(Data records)

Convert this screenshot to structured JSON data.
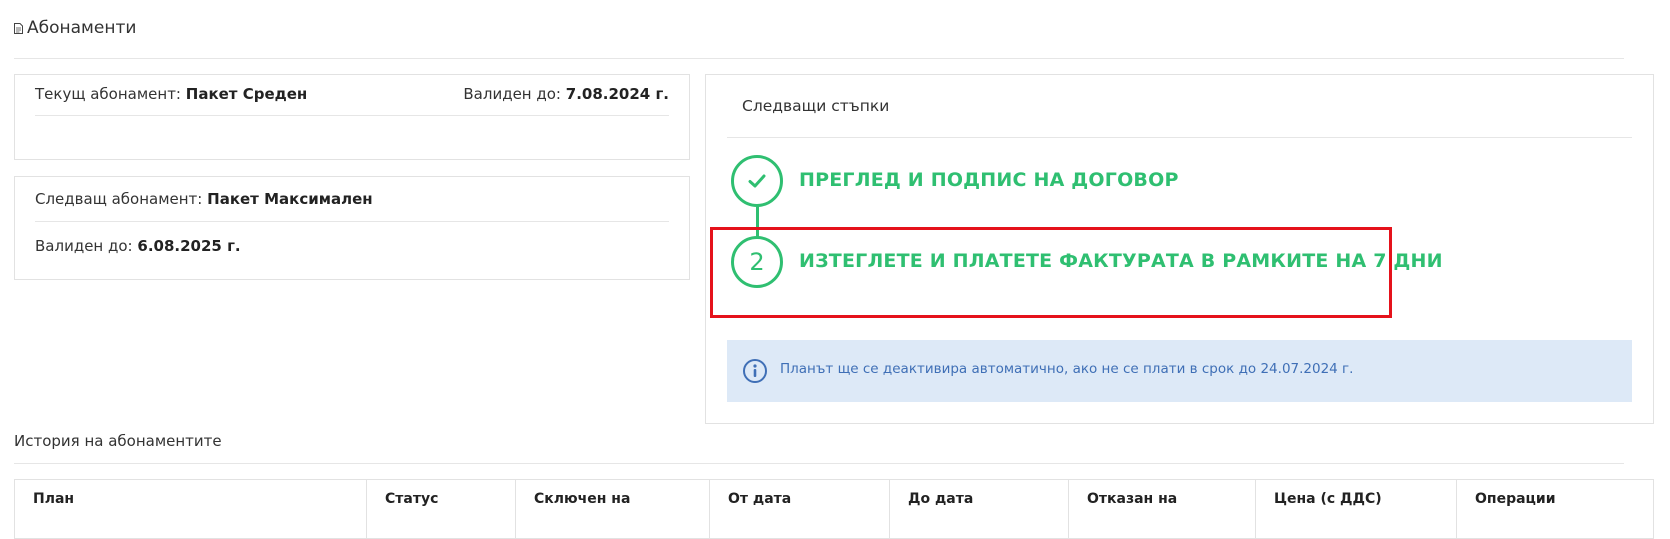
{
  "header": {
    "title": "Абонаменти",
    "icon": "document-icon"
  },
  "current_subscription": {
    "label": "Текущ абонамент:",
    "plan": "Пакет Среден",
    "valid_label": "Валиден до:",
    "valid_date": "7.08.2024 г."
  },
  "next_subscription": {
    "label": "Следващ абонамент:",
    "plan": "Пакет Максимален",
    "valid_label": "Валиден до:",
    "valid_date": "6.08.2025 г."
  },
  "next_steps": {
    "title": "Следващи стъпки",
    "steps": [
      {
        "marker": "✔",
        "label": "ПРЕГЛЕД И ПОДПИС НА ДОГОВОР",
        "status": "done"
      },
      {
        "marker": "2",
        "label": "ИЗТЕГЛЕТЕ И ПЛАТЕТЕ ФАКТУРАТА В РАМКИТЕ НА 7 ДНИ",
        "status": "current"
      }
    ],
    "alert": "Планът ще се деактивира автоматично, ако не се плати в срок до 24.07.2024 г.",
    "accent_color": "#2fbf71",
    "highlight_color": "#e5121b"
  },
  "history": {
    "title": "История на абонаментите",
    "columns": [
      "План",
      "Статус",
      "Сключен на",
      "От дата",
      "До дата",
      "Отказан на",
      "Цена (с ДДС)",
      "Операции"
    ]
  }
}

==

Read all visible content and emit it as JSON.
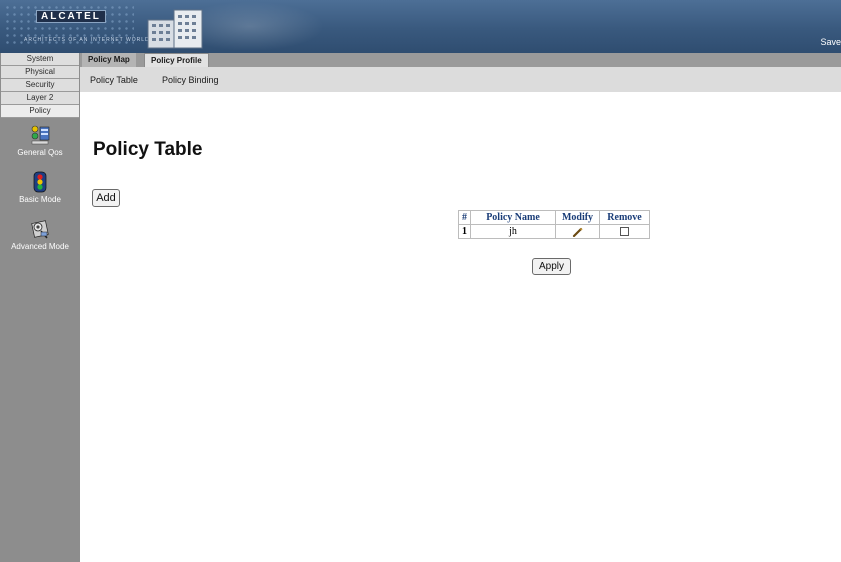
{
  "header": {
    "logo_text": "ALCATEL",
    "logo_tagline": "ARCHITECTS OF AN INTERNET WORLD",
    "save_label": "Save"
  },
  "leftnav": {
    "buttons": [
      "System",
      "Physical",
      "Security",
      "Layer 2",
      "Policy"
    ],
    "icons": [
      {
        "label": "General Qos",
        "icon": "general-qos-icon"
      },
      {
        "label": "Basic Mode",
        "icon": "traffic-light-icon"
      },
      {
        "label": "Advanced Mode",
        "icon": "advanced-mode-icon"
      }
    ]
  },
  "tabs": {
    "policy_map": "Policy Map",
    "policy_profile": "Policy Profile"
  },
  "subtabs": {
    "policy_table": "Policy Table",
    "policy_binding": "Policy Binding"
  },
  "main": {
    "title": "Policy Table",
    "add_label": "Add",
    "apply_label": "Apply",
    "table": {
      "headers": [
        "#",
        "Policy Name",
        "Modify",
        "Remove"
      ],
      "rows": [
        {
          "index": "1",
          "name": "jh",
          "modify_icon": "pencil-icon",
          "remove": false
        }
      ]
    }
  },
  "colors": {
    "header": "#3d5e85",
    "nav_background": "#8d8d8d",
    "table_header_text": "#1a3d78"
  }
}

### Written exercise
Find the word "JSON" in the entries, and copy every line it shows up in.

### Result for this exercise
Convert this screenshot to structured JSON data.
Read all visible content and emit it as JSON.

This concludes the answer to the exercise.